- [AIM]:
Return each line of the listing that contains the string "direction".

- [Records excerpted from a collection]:
* * * *
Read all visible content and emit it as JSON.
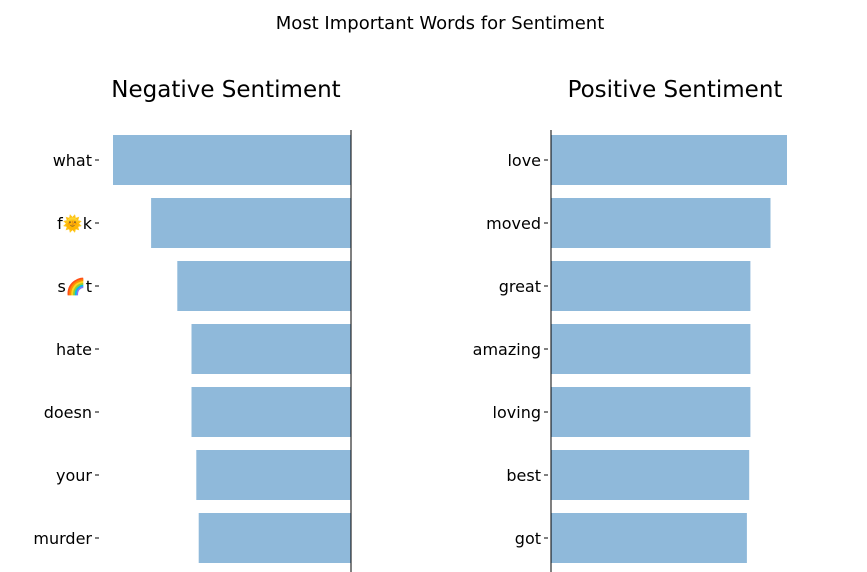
{
  "chart_data": {
    "suptitle": "Most Important Words for Sentiment",
    "panels": [
      {
        "type": "bar",
        "orientation": "horizontal",
        "direction": "leftward",
        "title": "Negative Sentiment",
        "categories": [
          "what",
          "f🌞k",
          "s🌈t",
          "hate",
          "doesn",
          "your",
          "murder"
        ],
        "values": [
          1.0,
          0.84,
          0.73,
          0.67,
          0.67,
          0.65,
          0.64
        ],
        "xlim": [
          0,
          1.0
        ],
        "bar_color": "#8fb9da"
      },
      {
        "type": "bar",
        "orientation": "horizontal",
        "direction": "rightward",
        "title": "Positive Sentiment",
        "categories": [
          "love",
          "moved",
          "great",
          "amazing",
          "loving",
          "best",
          "got"
        ],
        "values": [
          1.0,
          0.93,
          0.845,
          0.845,
          0.845,
          0.84,
          0.83
        ],
        "xlim": [
          0,
          1.0
        ],
        "bar_color": "#8fb9da"
      }
    ]
  }
}
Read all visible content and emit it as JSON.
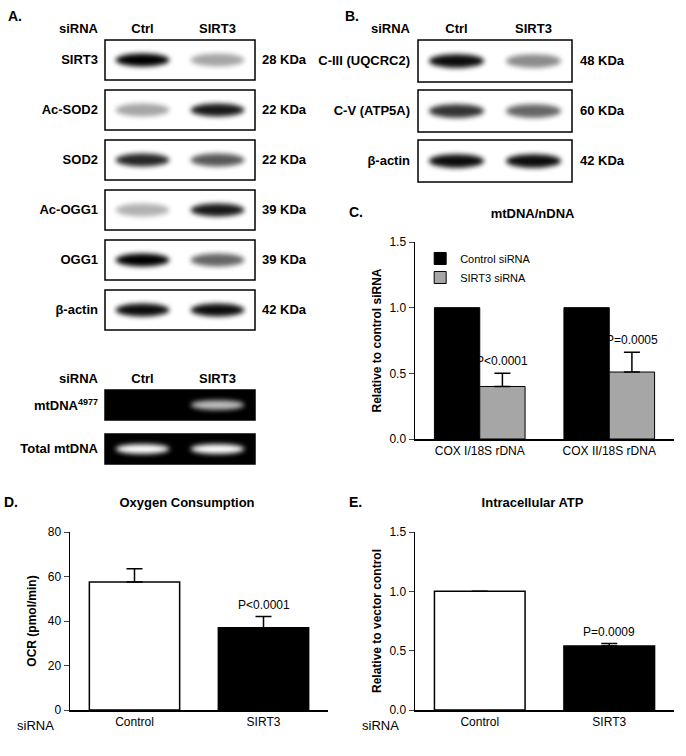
{
  "blots": [
    {
      "panel_label": "A.",
      "dark": false,
      "header": {
        "label": "siRNA",
        "lanes": [
          "Ctrl",
          "SIRT3"
        ]
      },
      "rows": [
        {
          "label": "SIRT3",
          "size": "28 KDa",
          "band_strength": [
            1.0,
            0.35
          ]
        },
        {
          "label": "Ac-SOD2",
          "size": "22 KDa",
          "band_strength": [
            0.35,
            0.9
          ]
        },
        {
          "label": "SOD2",
          "size": "22 KDa",
          "band_strength": [
            0.85,
            0.65
          ]
        },
        {
          "label": "Ac-OGG1",
          "size": "39 KDa",
          "band_strength": [
            0.3,
            0.9
          ]
        },
        {
          "label": "OGG1",
          "size": "39 KDa",
          "band_strength": [
            1.0,
            0.6
          ]
        },
        {
          "label": "β-actin",
          "size": "42 KDa",
          "band_strength": [
            0.95,
            0.95
          ]
        }
      ]
    },
    {
      "dark": true,
      "header": {
        "label": "siRNA",
        "lanes": [
          "Ctrl",
          "SIRT3"
        ]
      },
      "rows": [
        {
          "label": "mtDNA",
          "superscript": "4977",
          "band_strength": [
            0.0,
            0.75
          ]
        },
        {
          "label": "Total mtDNA",
          "band_strength": [
            1.0,
            1.0
          ]
        }
      ]
    },
    {
      "panel_label": "B.",
      "dark": false,
      "header": {
        "label": "siRNA",
        "lanes": [
          "Ctrl",
          "SIRT3"
        ]
      },
      "rows": [
        {
          "label": "C-III (UQCRC2)",
          "size": "48 KDa",
          "band_strength": [
            0.95,
            0.45
          ]
        },
        {
          "label": "C-V (ATP5A)",
          "size": "60 KDa",
          "band_strength": [
            0.8,
            0.6
          ]
        },
        {
          "label": "β-actin",
          "size": "42 KDa",
          "band_strength": [
            0.95,
            0.95
          ]
        }
      ]
    }
  ],
  "chart_data": [
    {
      "panel_label": "C.",
      "type": "bar",
      "title": "mtDNA/nDNA",
      "y_label": "Relative to control siRNA",
      "categories": [
        "COX I/18S rDNA",
        "COX II/18S rDNA"
      ],
      "series": [
        {
          "name": "Control siRNA",
          "color": "#000000",
          "values": [
            1.0,
            1.0
          ]
        },
        {
          "name": "SIRT3 siRNA",
          "color": "#a6a6a6",
          "values": [
            0.4,
            0.51
          ],
          "errors": [
            0.1,
            0.15
          ]
        }
      ],
      "annotations": [
        {
          "category": "COX I/18S rDNA",
          "series": "SIRT3 siRNA",
          "text": "P<0.0001"
        },
        {
          "category": "COX II/18S rDNA",
          "series": "SIRT3 siRNA",
          "text": "P=0.0005"
        }
      ],
      "ylim": [
        0,
        1.5
      ],
      "yticks": [
        {
          "value": 0,
          "label": "0.0"
        },
        {
          "value": 0.5,
          "label": "0.5"
        },
        {
          "value": 1,
          "label": "1.0"
        },
        {
          "value": 1.5,
          "label": "1.5"
        }
      ],
      "legend": "upper left",
      "grid": false
    },
    {
      "panel_label": "D.",
      "type": "bar",
      "title": "Oxygen Consumption",
      "x_label": "siRNA",
      "y_label": "OCR (pmol/min)",
      "categories": [
        "Control",
        "SIRT3"
      ],
      "values": [
        57.5,
        37
      ],
      "errors": [
        6,
        5
      ],
      "colors": [
        "#ffffff",
        "#000000"
      ],
      "annotations": [
        {
          "category": "SIRT3",
          "text": "P<0.0001"
        }
      ],
      "ylim": [
        0,
        80
      ],
      "yticks": [
        0,
        20,
        40,
        60,
        80
      ],
      "grid": false
    },
    {
      "panel_label": "E.",
      "type": "bar",
      "title": "Intracellular ATP",
      "x_label": "siRNA",
      "y_label": "Relative to vector control",
      "categories": [
        "Control",
        "SIRT3"
      ],
      "values": [
        1.0,
        0.54
      ],
      "errors": [
        0,
        0.02
      ],
      "colors": [
        "#ffffff",
        "#000000"
      ],
      "annotations": [
        {
          "category": "SIRT3",
          "text": "P=0.0009"
        }
      ],
      "ylim": [
        0,
        1.5
      ],
      "yticks": [
        {
          "value": 0,
          "label": "0.0"
        },
        {
          "value": 0.5,
          "label": "0.5"
        },
        {
          "value": 1,
          "label": "1.0"
        },
        {
          "value": 1.5,
          "label": "1.5"
        }
      ],
      "grid": false
    }
  ]
}
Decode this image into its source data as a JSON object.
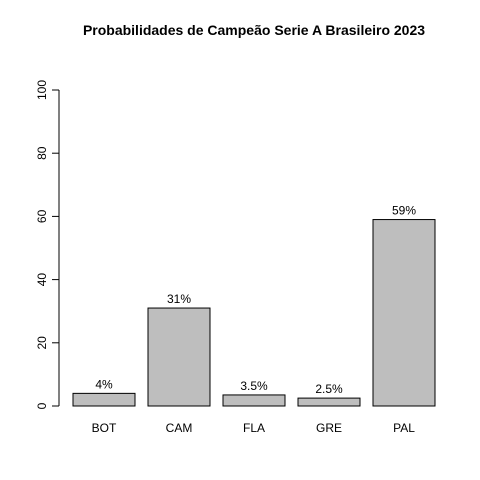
{
  "chart_data": {
    "type": "bar",
    "title": "Probabilidades de Campeão Serie A Brasileiro 2023",
    "xlabel": "",
    "ylabel": "",
    "categories": [
      "BOT",
      "CAM",
      "FLA",
      "GRE",
      "PAL"
    ],
    "values": [
      4,
      31,
      3.5,
      2.5,
      59
    ],
    "value_labels": [
      "4%",
      "31%",
      "3.5%",
      "2.5%",
      "59%"
    ],
    "ylim": [
      0,
      100
    ],
    "yticks": [
      0,
      20,
      40,
      60,
      80,
      100
    ],
    "ytick_labels": [
      "0",
      "20",
      "40",
      "60",
      "80",
      "100"
    ],
    "grid": false,
    "legend": "none",
    "bar_color": "#bebebe"
  }
}
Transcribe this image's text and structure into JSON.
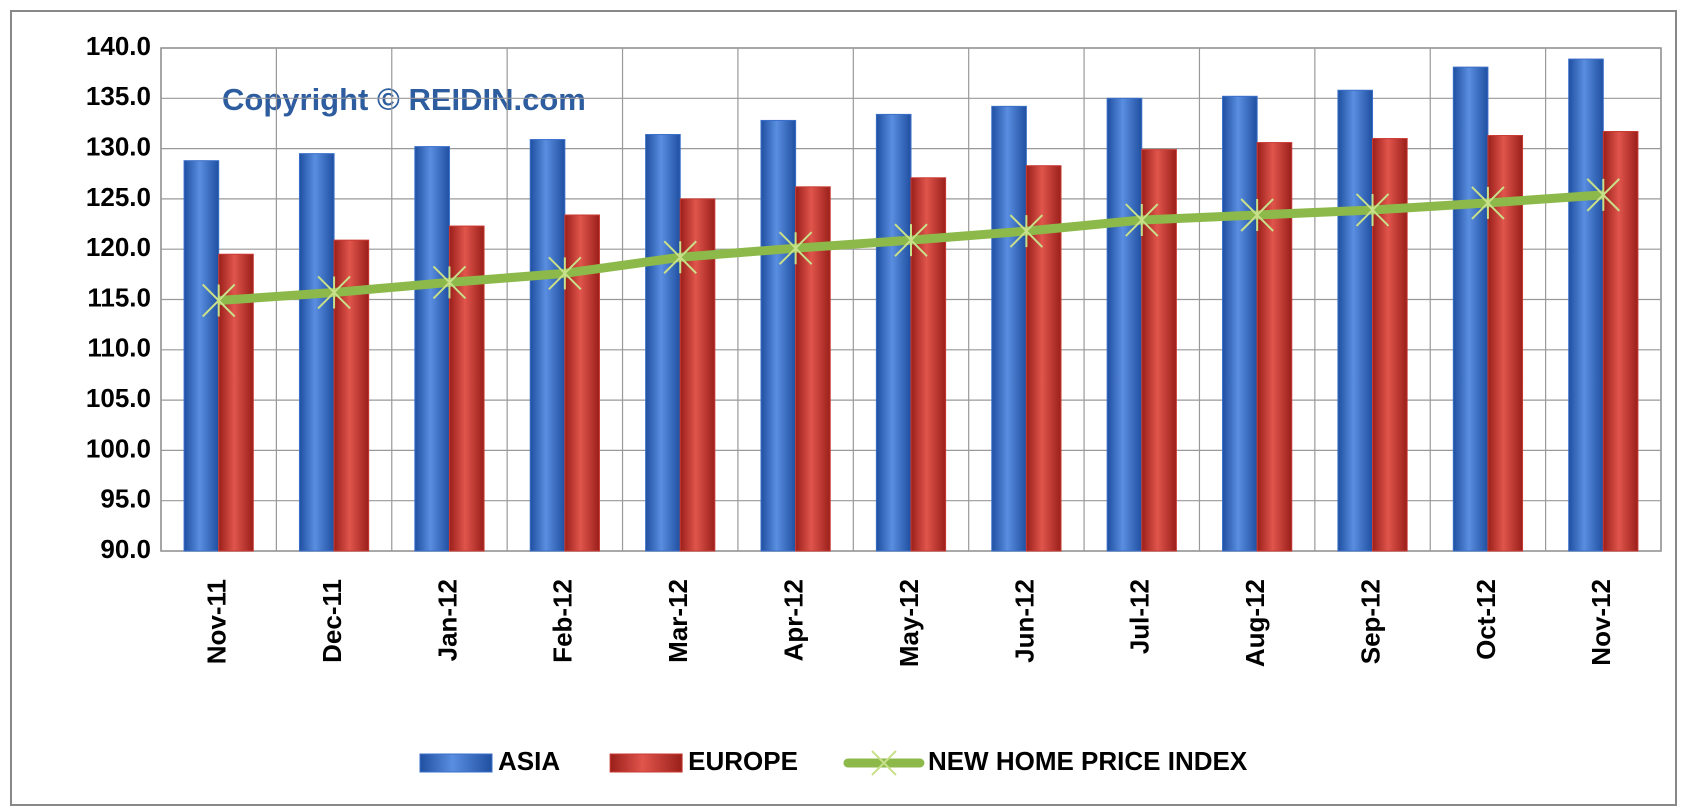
{
  "chart_data": {
    "type": "bar",
    "annotation": "Copyright © REIDIN.com",
    "categories": [
      "Nov-11",
      "Dec-11",
      "Jan-12",
      "Feb-12",
      "Mar-12",
      "Apr-12",
      "May-12",
      "Jun-12",
      "Jul-12",
      "Aug-12",
      "Sep-12",
      "Oct-12",
      "Nov-12"
    ],
    "series": [
      {
        "name": "ASIA",
        "type": "bar",
        "color": "#3a6fc9",
        "values": [
          128.8,
          129.5,
          130.2,
          130.9,
          131.4,
          132.8,
          133.4,
          134.2,
          135.0,
          135.2,
          135.8,
          138.1,
          138.9
        ]
      },
      {
        "name": "EUROPE",
        "type": "bar",
        "color": "#c93a32",
        "values": [
          119.5,
          120.9,
          122.3,
          123.4,
          125.0,
          126.2,
          127.1,
          128.3,
          129.9,
          130.6,
          131.0,
          131.3,
          131.7
        ]
      },
      {
        "name": "NEW HOME PRICE INDEX",
        "type": "line",
        "color": "#8db94a",
        "values": [
          114.9,
          115.7,
          116.7,
          117.6,
          119.2,
          120.1,
          120.9,
          121.8,
          122.9,
          123.4,
          123.9,
          124.6,
          125.4
        ]
      }
    ],
    "ylim": [
      90,
      140
    ],
    "yticks": [
      {
        "value": 90,
        "label": "90.0"
      },
      {
        "value": 95,
        "label": "95.0"
      },
      {
        "value": 100,
        "label": "100.0"
      },
      {
        "value": 105,
        "label": "105.0"
      },
      {
        "value": 110,
        "label": "110.0"
      },
      {
        "value": 115,
        "label": "115.0"
      },
      {
        "value": 120,
        "label": "120.0"
      },
      {
        "value": 125,
        "label": "125.0"
      },
      {
        "value": 130,
        "label": "130.0"
      },
      {
        "value": 135,
        "label": "135.0"
      },
      {
        "value": 140,
        "label": "140.0"
      }
    ],
    "grid": true,
    "legend": "bottom"
  }
}
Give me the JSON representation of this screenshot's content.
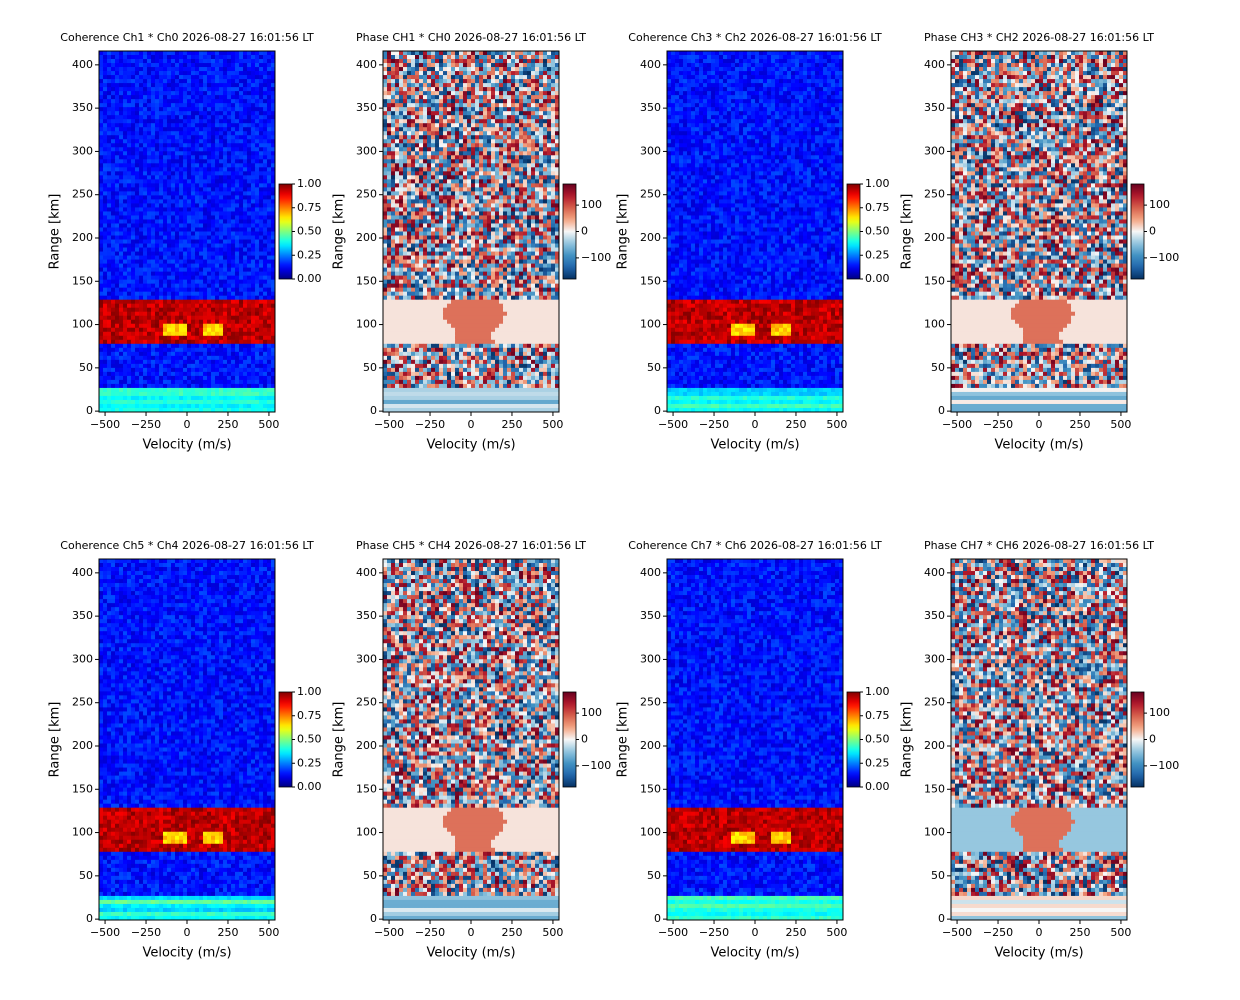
* * * *
- [REPLY TO THE TASK]:
        "direction": "leftward",
        "direction": "rightward",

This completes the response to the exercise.